## AIM
Tally the lines with the word "ventilation" and report the number alone.

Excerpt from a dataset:

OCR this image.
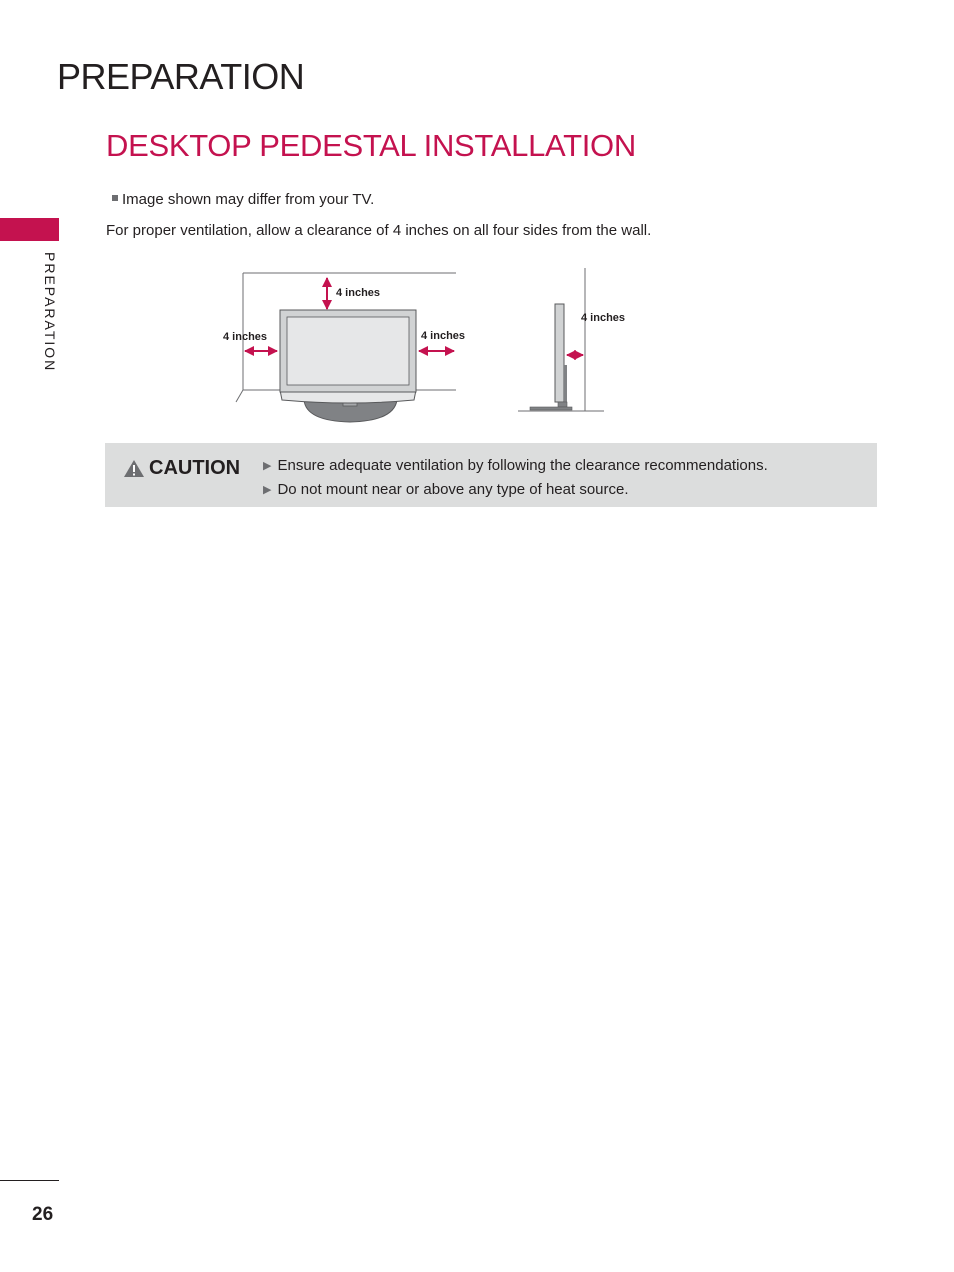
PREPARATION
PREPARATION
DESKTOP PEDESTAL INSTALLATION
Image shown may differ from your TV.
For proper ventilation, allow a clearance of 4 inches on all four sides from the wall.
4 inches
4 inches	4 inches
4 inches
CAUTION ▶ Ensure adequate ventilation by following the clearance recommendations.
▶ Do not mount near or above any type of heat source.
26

* * *

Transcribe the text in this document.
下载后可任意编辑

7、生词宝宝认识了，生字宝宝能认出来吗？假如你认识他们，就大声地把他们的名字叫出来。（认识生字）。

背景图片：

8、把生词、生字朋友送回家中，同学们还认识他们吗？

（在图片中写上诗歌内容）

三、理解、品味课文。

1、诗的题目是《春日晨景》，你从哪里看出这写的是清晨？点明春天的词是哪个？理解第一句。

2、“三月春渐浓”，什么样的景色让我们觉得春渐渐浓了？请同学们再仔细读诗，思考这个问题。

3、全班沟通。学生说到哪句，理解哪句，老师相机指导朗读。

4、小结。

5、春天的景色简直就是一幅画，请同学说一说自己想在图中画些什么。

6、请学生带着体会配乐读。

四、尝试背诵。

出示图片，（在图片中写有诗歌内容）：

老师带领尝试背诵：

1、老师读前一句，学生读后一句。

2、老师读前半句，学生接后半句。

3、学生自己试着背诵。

--

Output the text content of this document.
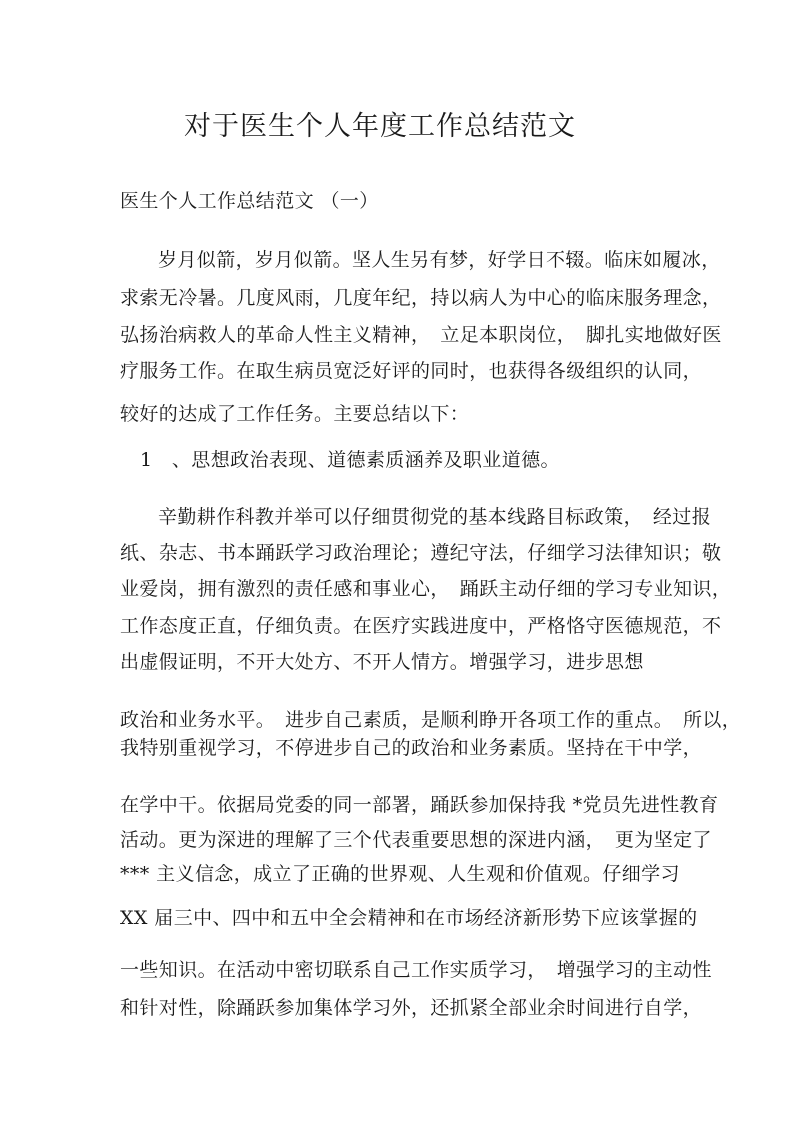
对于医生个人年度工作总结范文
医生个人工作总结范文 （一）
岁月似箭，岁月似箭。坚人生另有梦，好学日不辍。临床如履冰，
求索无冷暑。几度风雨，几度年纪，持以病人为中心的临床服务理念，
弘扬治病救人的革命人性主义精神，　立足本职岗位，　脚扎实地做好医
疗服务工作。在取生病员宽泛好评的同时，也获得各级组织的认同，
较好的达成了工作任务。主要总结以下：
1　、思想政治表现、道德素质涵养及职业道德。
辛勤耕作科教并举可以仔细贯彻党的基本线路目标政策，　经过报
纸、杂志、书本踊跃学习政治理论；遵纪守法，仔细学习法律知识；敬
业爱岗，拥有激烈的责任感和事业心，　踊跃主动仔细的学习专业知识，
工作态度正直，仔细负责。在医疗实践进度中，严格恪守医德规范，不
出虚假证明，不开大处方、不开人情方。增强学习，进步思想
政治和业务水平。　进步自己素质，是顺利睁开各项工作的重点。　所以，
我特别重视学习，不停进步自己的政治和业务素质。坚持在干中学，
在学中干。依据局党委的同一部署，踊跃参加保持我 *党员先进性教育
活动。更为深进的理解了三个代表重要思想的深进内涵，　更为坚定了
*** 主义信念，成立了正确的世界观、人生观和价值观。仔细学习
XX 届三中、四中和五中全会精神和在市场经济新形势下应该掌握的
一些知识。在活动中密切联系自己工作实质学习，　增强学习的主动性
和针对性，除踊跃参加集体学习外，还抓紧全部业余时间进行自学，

## REPLY
2